_Stated exercise_.
Copy every line of the following data that includes the string "RUGOSITA".
:: Record set
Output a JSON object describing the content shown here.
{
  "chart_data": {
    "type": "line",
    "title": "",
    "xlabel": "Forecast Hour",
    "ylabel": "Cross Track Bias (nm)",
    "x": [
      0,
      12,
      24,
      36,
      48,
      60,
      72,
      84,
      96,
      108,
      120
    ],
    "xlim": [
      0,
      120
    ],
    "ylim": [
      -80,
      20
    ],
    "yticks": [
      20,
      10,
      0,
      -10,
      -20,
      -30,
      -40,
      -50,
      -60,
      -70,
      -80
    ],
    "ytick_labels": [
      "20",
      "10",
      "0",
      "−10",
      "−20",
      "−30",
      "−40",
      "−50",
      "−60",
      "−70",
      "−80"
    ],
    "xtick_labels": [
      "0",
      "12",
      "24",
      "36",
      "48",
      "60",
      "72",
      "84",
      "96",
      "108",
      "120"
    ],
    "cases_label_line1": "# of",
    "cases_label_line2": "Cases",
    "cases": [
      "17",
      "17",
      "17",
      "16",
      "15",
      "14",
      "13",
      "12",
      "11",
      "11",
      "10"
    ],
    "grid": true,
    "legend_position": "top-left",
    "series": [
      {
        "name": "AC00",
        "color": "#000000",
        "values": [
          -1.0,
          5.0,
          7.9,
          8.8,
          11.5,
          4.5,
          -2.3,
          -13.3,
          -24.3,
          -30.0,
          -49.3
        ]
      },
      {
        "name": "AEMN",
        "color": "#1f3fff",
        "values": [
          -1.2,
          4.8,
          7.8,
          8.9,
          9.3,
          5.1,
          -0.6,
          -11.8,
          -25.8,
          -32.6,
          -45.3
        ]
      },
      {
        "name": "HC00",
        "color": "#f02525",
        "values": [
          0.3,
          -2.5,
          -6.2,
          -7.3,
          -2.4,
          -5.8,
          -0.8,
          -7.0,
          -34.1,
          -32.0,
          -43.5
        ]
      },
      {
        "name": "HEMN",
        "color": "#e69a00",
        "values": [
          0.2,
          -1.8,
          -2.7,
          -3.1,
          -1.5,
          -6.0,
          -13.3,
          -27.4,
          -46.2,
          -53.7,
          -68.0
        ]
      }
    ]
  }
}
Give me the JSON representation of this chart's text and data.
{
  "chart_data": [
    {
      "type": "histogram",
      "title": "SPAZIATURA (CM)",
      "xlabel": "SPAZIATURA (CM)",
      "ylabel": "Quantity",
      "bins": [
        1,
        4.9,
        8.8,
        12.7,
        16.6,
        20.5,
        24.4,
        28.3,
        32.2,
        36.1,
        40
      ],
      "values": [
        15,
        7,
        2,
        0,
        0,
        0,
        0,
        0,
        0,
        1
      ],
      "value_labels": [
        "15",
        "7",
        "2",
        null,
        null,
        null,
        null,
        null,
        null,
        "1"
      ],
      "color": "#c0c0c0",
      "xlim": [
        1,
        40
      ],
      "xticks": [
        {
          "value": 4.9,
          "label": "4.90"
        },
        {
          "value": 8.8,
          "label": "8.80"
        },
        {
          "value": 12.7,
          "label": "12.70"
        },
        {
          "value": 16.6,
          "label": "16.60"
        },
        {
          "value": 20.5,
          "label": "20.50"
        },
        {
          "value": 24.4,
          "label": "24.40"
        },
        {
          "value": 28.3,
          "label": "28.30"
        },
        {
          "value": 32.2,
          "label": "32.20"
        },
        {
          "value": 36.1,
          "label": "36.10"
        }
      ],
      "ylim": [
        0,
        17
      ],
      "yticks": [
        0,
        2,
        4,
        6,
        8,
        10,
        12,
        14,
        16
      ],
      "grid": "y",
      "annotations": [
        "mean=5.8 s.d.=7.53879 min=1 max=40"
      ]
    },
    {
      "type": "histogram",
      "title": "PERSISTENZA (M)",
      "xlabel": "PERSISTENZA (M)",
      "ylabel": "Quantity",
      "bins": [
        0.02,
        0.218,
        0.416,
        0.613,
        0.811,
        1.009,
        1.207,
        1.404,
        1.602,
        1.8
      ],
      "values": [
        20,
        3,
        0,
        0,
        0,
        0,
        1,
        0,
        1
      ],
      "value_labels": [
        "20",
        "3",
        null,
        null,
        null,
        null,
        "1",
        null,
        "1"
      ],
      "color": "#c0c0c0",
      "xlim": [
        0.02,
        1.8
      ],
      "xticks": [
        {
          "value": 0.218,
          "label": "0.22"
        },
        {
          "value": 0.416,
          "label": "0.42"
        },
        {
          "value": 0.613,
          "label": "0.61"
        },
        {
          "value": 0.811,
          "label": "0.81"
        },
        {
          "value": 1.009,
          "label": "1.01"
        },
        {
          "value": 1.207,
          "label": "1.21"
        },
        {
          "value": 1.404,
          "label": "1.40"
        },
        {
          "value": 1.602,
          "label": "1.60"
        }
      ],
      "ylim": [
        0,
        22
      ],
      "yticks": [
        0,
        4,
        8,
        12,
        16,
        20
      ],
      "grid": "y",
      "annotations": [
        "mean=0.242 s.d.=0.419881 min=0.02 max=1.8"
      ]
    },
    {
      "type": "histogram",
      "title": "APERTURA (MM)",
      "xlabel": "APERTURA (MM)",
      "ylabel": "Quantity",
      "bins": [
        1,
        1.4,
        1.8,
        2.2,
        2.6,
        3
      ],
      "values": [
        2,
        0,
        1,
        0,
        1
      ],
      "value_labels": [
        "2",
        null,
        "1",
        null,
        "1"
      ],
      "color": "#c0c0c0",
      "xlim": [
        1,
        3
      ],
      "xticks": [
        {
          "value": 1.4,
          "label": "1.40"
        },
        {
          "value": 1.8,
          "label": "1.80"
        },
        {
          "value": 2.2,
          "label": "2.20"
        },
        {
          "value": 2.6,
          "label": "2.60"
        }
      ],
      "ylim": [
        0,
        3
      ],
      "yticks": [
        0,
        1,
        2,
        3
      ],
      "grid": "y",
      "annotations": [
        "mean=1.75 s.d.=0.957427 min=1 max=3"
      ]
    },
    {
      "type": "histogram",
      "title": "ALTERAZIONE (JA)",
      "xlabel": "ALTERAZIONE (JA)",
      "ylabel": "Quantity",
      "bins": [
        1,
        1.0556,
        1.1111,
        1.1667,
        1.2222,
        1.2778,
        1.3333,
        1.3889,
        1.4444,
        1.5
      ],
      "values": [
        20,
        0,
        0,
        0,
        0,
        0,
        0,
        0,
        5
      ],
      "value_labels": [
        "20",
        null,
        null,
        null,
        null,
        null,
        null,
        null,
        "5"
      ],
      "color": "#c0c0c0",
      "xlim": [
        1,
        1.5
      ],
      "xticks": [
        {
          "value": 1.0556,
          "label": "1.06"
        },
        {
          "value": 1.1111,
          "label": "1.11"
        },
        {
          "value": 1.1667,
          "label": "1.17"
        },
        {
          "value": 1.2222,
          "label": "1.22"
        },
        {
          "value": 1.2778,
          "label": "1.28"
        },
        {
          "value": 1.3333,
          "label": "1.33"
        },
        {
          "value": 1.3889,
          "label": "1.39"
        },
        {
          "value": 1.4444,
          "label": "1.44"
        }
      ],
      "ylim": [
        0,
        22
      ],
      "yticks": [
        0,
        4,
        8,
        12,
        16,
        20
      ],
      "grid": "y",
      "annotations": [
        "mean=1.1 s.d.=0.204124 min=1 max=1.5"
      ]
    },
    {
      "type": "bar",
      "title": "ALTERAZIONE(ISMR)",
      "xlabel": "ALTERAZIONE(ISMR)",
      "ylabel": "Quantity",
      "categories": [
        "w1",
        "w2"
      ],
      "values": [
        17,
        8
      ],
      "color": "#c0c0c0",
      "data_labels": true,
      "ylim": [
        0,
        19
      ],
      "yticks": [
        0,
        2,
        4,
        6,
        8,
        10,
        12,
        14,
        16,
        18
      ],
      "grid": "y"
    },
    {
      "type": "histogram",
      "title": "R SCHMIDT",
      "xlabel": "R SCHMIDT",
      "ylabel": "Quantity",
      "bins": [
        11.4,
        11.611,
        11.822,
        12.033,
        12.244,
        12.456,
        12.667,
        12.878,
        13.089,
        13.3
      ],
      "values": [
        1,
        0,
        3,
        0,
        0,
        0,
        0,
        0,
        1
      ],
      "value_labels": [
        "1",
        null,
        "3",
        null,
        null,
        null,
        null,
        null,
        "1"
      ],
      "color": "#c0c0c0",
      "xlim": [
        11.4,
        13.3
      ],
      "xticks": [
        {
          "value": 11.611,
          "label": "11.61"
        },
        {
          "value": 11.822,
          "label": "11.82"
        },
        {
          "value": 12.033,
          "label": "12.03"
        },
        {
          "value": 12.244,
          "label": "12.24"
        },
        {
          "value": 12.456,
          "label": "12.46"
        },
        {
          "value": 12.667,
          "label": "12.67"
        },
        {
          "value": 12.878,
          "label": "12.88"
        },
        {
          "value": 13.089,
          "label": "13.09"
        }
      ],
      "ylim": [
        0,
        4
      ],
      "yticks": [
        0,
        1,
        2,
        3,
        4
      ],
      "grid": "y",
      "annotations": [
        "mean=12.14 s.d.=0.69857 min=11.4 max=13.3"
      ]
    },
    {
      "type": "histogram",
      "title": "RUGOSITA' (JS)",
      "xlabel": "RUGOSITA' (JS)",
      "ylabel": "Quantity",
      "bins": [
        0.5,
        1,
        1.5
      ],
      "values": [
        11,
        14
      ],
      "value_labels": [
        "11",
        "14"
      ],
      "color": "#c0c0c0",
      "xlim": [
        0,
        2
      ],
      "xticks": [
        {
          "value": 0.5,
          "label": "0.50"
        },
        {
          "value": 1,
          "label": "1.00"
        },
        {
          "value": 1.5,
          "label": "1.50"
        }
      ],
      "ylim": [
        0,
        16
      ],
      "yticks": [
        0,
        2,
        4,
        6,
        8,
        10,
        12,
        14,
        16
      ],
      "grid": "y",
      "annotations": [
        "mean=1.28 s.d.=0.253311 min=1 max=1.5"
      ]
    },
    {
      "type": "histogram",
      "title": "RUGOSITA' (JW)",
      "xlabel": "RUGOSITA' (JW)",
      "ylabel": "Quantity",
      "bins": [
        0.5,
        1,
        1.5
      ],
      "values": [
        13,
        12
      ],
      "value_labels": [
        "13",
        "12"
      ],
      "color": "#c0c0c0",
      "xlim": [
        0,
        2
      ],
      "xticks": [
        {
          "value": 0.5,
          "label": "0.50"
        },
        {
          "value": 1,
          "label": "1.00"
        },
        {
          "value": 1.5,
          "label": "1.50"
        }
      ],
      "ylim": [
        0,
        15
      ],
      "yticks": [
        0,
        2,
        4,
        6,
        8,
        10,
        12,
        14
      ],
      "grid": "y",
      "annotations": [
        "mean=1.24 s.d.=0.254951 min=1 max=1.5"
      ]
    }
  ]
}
::::
_Full solution_.
      "title": "RUGOSITA' (JS)",
      "xlabel": "RUGOSITA' (JS)",
      "title": "RUGOSITA' (JW)",
      "xlabel": "RUGOSITA' (JW)",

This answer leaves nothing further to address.